All of the lines below are to be printed again exactly; images are excluded from the output.

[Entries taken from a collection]
****************************************

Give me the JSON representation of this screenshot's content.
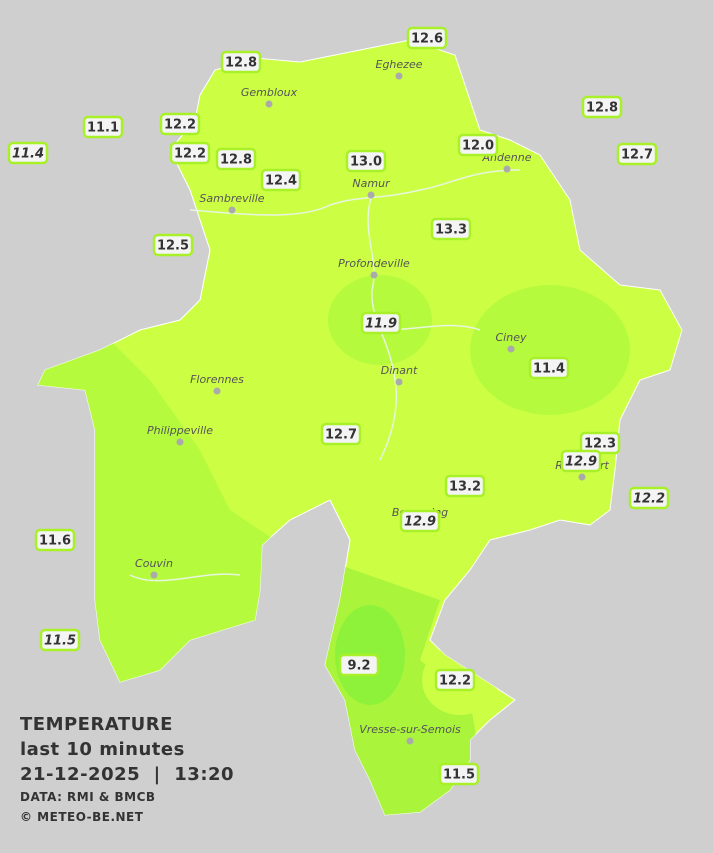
{
  "legend": {
    "title": "TEMPERATURE",
    "period": "last 10 minutes",
    "datetime": "21-12-2025  |  13:20",
    "source": "DATA: RMI & BMCB",
    "copyright": "© METEO-BE.NET"
  },
  "cities": [
    "Eghezee",
    "Gembloux",
    "Andenne",
    "Namur",
    "Sambreville",
    "Profondeville",
    "Ciney",
    "Dinant",
    "Florennes",
    "Philippeville",
    "Rochefort",
    "Beauraing",
    "Couvin",
    "Vresse-sur-Semois"
  ],
  "stations": [
    {
      "value": 12.6
    },
    {
      "value": 12.8
    },
    {
      "value": 11.1
    },
    {
      "value": 12.2
    },
    {
      "value": 11.4,
      "italic": true
    },
    {
      "value": 12.2
    },
    {
      "value": 12.8
    },
    {
      "value": 12.4
    },
    {
      "value": 13,
      "label": "13.0"
    },
    {
      "value": 12,
      "label": "12.0"
    },
    {
      "value": 12.8
    },
    {
      "value": 12.7
    },
    {
      "value": 13.3
    },
    {
      "value": 12.5
    },
    {
      "value": 11.9,
      "italic": true
    },
    {
      "value": 11.4
    },
    {
      "value": 12.7
    },
    {
      "value": 12.3
    },
    {
      "value": 12.9,
      "italic": true
    },
    {
      "value": 12.2,
      "italic": true
    },
    {
      "value": 13.2
    },
    {
      "value": 12.9,
      "italic": true
    },
    {
      "value": 11.6
    },
    {
      "value": 11.5,
      "italic": true
    },
    {
      "value": 9.2
    },
    {
      "value": 12.2
    },
    {
      "value": 11.5
    }
  ]
}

****************************************

The output:
Give me the JSON representation of this screenshot's content.
{
  "legend": {
    "title": "TEMPERATURE",
    "period": "last 10 minutes",
    "datetime": "21-12-2025  |  13:20",
    "source": "DATA: RMI & BMCB",
    "copyright": "© METEO-BE.NET"
  },
  "cities": [
    "Eghezee",
    "Gembloux",
    "Andenne",
    "Namur",
    "Sambreville",
    "Profondeville",
    "Ciney",
    "Dinant",
    "Florennes",
    "Philippeville",
    "Rochefort",
    "Beauraing",
    "Couvin",
    "Vresse-sur-Semois"
  ],
  "stations": [
    {
      "value": 12.6
    },
    {
      "value": 12.8
    },
    {
      "value": 11.1
    },
    {
      "value": 12.2
    },
    {
      "value": 11.4,
      "italic": true
    },
    {
      "value": 12.2
    },
    {
      "value": 12.8
    },
    {
      "value": 12.4
    },
    {
      "value": 13,
      "label": "13.0"
    },
    {
      "value": 12,
      "label": "12.0"
    },
    {
      "value": 12.8
    },
    {
      "value": 12.7
    },
    {
      "value": 13.3
    },
    {
      "value": 12.5
    },
    {
      "value": 11.9,
      "italic": true
    },
    {
      "value": 11.4
    },
    {
      "value": 12.7
    },
    {
      "value": 12.3
    },
    {
      "value": 12.9,
      "italic": true
    },
    {
      "value": 12.2,
      "italic": true
    },
    {
      "value": 13.2
    },
    {
      "value": 12.9,
      "italic": true
    },
    {
      "value": 11.6
    },
    {
      "value": 11.5,
      "italic": true
    },
    {
      "value": 9.2
    },
    {
      "value": 12.2
    },
    {
      "value": 11.5
    }
  ]
}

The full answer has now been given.